- _Directions_
Each entry below should be written out exactly as it is, with no pictures.

** Begin Supplied material **

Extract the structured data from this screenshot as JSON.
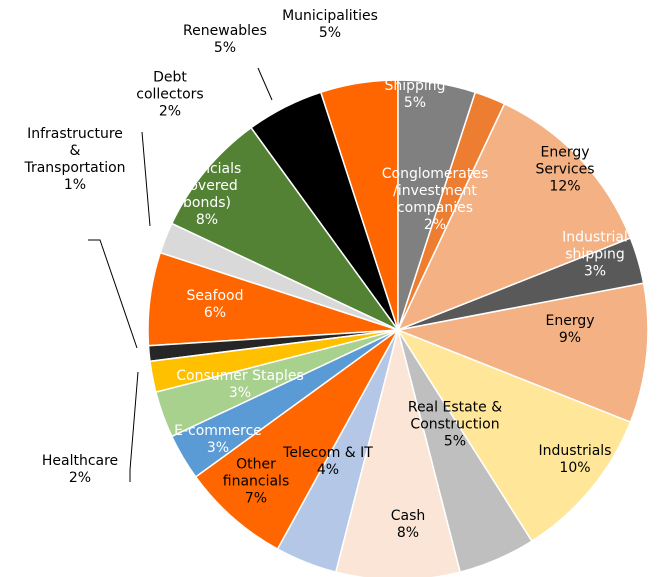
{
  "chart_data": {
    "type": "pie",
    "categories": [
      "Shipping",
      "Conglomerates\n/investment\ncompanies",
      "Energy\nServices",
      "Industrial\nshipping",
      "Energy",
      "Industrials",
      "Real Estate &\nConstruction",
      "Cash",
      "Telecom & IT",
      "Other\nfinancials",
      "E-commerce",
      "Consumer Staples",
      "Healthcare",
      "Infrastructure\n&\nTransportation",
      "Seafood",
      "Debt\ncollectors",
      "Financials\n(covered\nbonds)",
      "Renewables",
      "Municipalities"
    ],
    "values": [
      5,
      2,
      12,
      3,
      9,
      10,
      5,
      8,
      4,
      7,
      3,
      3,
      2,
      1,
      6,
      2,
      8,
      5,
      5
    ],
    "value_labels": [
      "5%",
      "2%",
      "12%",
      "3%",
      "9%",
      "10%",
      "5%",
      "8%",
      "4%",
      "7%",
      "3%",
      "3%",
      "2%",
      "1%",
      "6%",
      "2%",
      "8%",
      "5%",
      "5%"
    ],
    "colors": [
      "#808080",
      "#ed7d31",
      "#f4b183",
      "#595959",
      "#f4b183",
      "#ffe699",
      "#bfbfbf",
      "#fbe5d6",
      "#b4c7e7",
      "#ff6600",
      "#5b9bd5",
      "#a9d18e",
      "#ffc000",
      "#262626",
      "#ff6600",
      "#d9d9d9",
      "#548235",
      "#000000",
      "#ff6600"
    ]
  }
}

** End Supplied material **

- _Output_
Extract the structured data from this screenshot as JSON.
{
  "chart_data": {
    "type": "pie",
    "categories": [
      "Shipping",
      "Conglomerates\n/investment\ncompanies",
      "Energy\nServices",
      "Industrial\nshipping",
      "Energy",
      "Industrials",
      "Real Estate &\nConstruction",
      "Cash",
      "Telecom & IT",
      "Other\nfinancials",
      "E-commerce",
      "Consumer Staples",
      "Healthcare",
      "Infrastructure\n&\nTransportation",
      "Seafood",
      "Debt\ncollectors",
      "Financials\n(covered\nbonds)",
      "Renewables",
      "Municipalities"
    ],
    "values": [
      5,
      2,
      12,
      3,
      9,
      10,
      5,
      8,
      4,
      7,
      3,
      3,
      2,
      1,
      6,
      2,
      8,
      5,
      5
    ],
    "value_labels": [
      "5%",
      "2%",
      "12%",
      "3%",
      "9%",
      "10%",
      "5%",
      "8%",
      "4%",
      "7%",
      "3%",
      "3%",
      "2%",
      "1%",
      "6%",
      "2%",
      "8%",
      "5%",
      "5%"
    ],
    "colors": [
      "#808080",
      "#ed7d31",
      "#f4b183",
      "#595959",
      "#f4b183",
      "#ffe699",
      "#bfbfbf",
      "#fbe5d6",
      "#b4c7e7",
      "#ff6600",
      "#5b9bd5",
      "#a9d18e",
      "#ffc000",
      "#262626",
      "#ff6600",
      "#d9d9d9",
      "#548235",
      "#000000",
      "#ff6600"
    ]
  }
}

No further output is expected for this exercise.